Task directions: Write out the whole listing, matching it exactly.

Figure content listings:
++++++++++++++++++++

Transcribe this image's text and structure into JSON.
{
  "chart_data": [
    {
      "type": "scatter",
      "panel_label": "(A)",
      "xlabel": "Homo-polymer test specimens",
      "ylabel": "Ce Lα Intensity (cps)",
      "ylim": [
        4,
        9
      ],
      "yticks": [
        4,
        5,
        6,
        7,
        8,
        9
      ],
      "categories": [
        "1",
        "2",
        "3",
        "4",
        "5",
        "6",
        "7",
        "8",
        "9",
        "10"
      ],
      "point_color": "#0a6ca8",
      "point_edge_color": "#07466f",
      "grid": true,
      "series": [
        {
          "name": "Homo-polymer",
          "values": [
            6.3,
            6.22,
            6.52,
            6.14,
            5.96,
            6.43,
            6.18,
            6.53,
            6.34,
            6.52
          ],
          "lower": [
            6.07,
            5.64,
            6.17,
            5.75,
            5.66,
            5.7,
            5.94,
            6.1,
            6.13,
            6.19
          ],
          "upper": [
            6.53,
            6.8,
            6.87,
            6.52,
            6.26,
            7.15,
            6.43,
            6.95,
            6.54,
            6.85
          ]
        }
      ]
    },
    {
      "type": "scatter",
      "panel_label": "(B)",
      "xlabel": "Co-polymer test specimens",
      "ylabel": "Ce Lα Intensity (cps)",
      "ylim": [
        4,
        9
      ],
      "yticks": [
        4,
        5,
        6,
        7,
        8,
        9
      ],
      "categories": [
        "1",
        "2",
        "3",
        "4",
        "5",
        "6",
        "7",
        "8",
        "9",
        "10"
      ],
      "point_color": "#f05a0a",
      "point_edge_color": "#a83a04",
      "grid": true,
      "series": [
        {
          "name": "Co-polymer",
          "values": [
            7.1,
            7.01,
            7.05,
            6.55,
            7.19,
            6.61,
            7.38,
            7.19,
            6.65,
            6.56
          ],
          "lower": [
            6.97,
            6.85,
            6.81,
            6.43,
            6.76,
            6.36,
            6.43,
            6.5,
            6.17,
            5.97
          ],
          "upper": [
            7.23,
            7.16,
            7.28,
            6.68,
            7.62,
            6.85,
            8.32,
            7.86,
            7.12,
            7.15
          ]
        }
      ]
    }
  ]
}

++++++++++++++++++++

Solved problem:
Transcribe this image's text and structure into JSON.
{
  "chart_data": [
    {
      "type": "scatter",
      "panel_label": "(A)",
      "xlabel": "Homo-polymer test specimens",
      "ylabel": "Ce Lα Intensity (cps)",
      "ylim": [
        4,
        9
      ],
      "yticks": [
        4,
        5,
        6,
        7,
        8,
        9
      ],
      "categories": [
        "1",
        "2",
        "3",
        "4",
        "5",
        "6",
        "7",
        "8",
        "9",
        "10"
      ],
      "point_color": "#0a6ca8",
      "point_edge_color": "#07466f",
      "grid": true,
      "series": [
        {
          "name": "Homo-polymer",
          "values": [
            6.3,
            6.22,
            6.52,
            6.14,
            5.96,
            6.43,
            6.18,
            6.53,
            6.34,
            6.52
          ],
          "lower": [
            6.07,
            5.64,
            6.17,
            5.75,
            5.66,
            5.7,
            5.94,
            6.1,
            6.13,
            6.19
          ],
          "upper": [
            6.53,
            6.8,
            6.87,
            6.52,
            6.26,
            7.15,
            6.43,
            6.95,
            6.54,
            6.85
          ]
        }
      ]
    },
    {
      "type": "scatter",
      "panel_label": "(B)",
      "xlabel": "Co-polymer test specimens",
      "ylabel": "Ce Lα Intensity (cps)",
      "ylim": [
        4,
        9
      ],
      "yticks": [
        4,
        5,
        6,
        7,
        8,
        9
      ],
      "categories": [
        "1",
        "2",
        "3",
        "4",
        "5",
        "6",
        "7",
        "8",
        "9",
        "10"
      ],
      "point_color": "#f05a0a",
      "point_edge_color": "#a83a04",
      "grid": true,
      "series": [
        {
          "name": "Co-polymer",
          "values": [
            7.1,
            7.01,
            7.05,
            6.55,
            7.19,
            6.61,
            7.38,
            7.19,
            6.65,
            6.56
          ],
          "lower": [
            6.97,
            6.85,
            6.81,
            6.43,
            6.76,
            6.36,
            6.43,
            6.5,
            6.17,
            5.97
          ],
          "upper": [
            7.23,
            7.16,
            7.28,
            6.68,
            7.62,
            6.85,
            8.32,
            7.86,
            7.12,
            7.15
          ]
        }
      ]
    }
  ]
}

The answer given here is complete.